• _REQUIRED WORK_
Look for the string "make" in every line, and copy each line that has it.

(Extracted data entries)
────────────────────────────────────────
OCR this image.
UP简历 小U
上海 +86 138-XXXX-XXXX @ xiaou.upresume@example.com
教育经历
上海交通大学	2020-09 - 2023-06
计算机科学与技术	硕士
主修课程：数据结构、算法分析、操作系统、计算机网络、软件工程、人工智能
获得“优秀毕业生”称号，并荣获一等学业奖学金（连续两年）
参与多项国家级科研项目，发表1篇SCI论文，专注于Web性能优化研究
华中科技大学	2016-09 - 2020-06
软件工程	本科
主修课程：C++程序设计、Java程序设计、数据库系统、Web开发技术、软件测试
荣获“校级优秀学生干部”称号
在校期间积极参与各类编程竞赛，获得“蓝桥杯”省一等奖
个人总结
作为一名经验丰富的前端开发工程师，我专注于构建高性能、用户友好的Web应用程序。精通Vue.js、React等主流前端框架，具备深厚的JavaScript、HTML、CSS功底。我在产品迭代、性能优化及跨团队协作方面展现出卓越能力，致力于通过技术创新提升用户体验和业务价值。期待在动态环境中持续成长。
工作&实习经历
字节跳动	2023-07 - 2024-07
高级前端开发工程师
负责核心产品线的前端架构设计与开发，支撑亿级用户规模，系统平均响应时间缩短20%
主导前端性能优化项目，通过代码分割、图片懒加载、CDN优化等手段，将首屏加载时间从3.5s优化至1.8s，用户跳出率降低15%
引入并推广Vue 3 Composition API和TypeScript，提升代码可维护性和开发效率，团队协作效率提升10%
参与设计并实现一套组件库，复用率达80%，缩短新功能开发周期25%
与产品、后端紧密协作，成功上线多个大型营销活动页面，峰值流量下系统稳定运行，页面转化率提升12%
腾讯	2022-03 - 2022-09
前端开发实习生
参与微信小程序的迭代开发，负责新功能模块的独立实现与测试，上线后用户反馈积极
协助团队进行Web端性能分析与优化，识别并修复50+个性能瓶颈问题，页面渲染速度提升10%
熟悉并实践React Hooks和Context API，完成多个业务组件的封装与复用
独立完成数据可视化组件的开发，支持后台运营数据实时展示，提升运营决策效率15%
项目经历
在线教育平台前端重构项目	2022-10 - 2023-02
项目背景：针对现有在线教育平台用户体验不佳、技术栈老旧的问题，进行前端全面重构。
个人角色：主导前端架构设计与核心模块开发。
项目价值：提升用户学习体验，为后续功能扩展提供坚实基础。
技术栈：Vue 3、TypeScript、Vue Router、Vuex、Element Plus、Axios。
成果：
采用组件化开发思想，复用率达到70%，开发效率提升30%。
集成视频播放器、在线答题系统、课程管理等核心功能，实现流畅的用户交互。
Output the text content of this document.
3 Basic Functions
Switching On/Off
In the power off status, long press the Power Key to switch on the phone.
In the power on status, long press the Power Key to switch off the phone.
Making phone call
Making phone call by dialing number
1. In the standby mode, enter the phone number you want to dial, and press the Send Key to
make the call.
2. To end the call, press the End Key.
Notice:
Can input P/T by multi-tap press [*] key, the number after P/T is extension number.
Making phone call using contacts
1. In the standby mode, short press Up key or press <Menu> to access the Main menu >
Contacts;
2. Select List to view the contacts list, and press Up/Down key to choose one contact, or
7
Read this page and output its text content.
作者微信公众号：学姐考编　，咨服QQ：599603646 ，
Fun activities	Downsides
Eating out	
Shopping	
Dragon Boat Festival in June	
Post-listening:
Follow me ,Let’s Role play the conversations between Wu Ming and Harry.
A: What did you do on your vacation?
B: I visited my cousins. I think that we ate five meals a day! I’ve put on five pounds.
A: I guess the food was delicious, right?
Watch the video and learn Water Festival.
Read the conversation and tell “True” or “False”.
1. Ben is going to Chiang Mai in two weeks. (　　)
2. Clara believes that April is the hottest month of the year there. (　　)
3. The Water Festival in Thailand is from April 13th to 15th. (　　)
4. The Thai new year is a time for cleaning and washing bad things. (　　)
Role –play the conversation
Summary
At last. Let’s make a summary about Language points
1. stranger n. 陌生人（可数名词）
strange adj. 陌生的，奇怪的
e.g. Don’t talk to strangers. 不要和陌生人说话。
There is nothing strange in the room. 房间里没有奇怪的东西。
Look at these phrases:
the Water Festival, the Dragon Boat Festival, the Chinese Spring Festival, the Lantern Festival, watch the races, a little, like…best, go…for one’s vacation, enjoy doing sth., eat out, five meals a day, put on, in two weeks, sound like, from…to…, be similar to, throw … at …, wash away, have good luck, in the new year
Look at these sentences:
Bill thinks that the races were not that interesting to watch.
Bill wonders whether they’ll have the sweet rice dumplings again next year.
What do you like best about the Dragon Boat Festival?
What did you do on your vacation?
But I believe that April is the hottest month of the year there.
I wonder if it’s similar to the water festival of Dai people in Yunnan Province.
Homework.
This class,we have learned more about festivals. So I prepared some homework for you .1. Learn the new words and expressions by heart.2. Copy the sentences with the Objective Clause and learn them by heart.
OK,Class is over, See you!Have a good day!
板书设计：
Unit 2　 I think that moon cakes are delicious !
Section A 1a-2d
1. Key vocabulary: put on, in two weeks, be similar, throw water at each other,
────────────────────────────────────────
• _CORRECT RESULT_
make the call.
At last. Let’s make a summary about Language points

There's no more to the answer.